To be done
Only the number is wanted: how many lines contain "社会环境"?

#### Entries supplied ####

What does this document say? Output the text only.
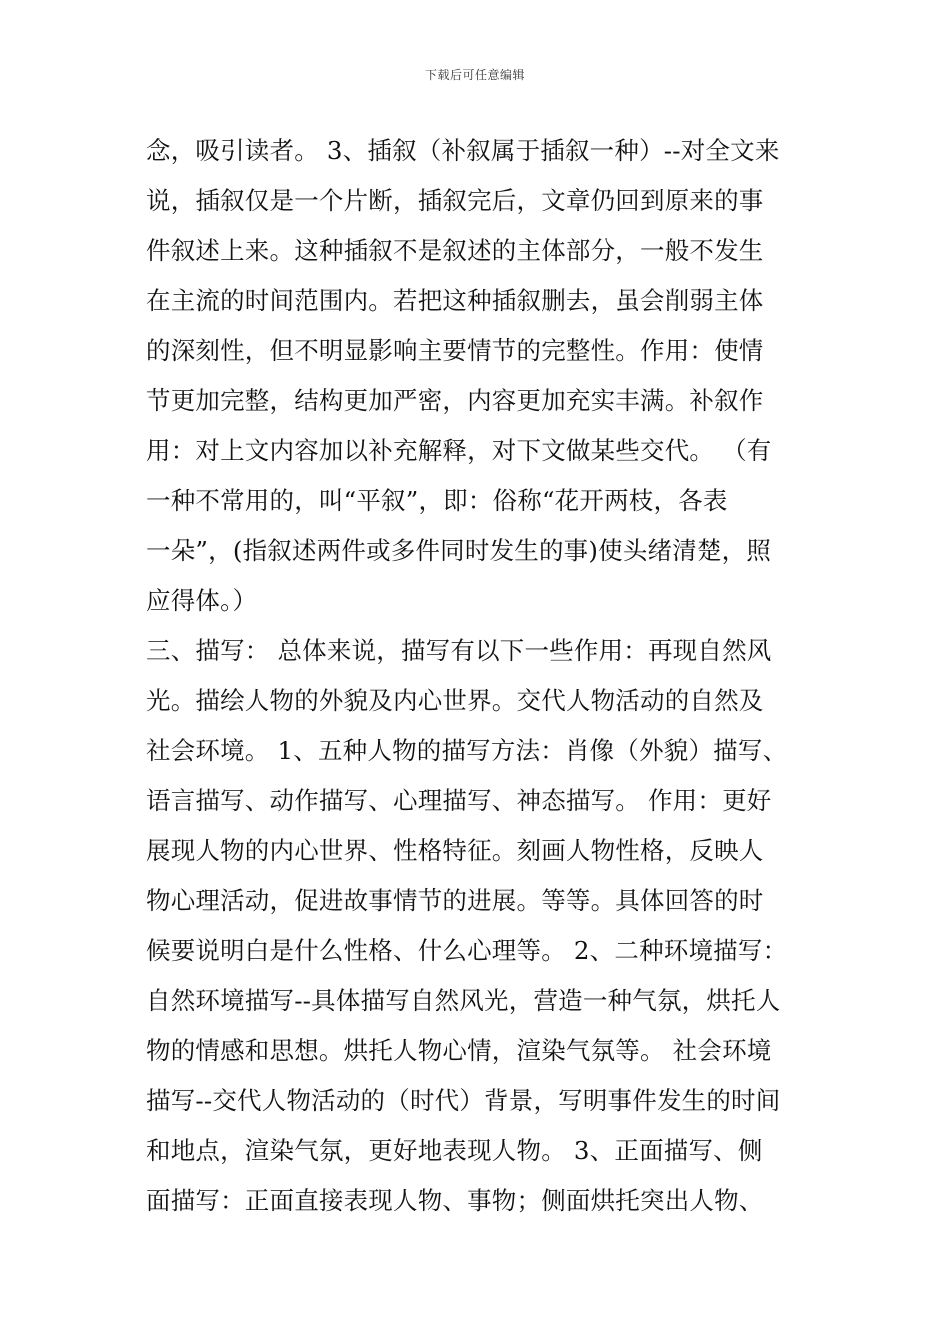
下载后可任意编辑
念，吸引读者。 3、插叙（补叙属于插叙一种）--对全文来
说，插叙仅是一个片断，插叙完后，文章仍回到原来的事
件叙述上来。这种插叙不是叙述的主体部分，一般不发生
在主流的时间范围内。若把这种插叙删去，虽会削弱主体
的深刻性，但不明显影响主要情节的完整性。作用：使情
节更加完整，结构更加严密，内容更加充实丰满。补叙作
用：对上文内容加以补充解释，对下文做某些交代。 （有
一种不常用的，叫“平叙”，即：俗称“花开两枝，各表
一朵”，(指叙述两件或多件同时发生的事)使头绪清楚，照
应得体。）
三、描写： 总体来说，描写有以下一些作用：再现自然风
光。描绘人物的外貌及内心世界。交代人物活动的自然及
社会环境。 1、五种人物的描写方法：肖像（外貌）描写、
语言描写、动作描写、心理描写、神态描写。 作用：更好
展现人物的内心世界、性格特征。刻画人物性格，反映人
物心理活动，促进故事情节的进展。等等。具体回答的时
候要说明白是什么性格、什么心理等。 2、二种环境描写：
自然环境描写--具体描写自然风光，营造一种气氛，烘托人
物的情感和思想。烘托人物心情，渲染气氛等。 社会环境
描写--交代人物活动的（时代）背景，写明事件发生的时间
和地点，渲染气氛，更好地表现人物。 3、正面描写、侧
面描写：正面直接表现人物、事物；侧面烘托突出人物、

####

The reply
2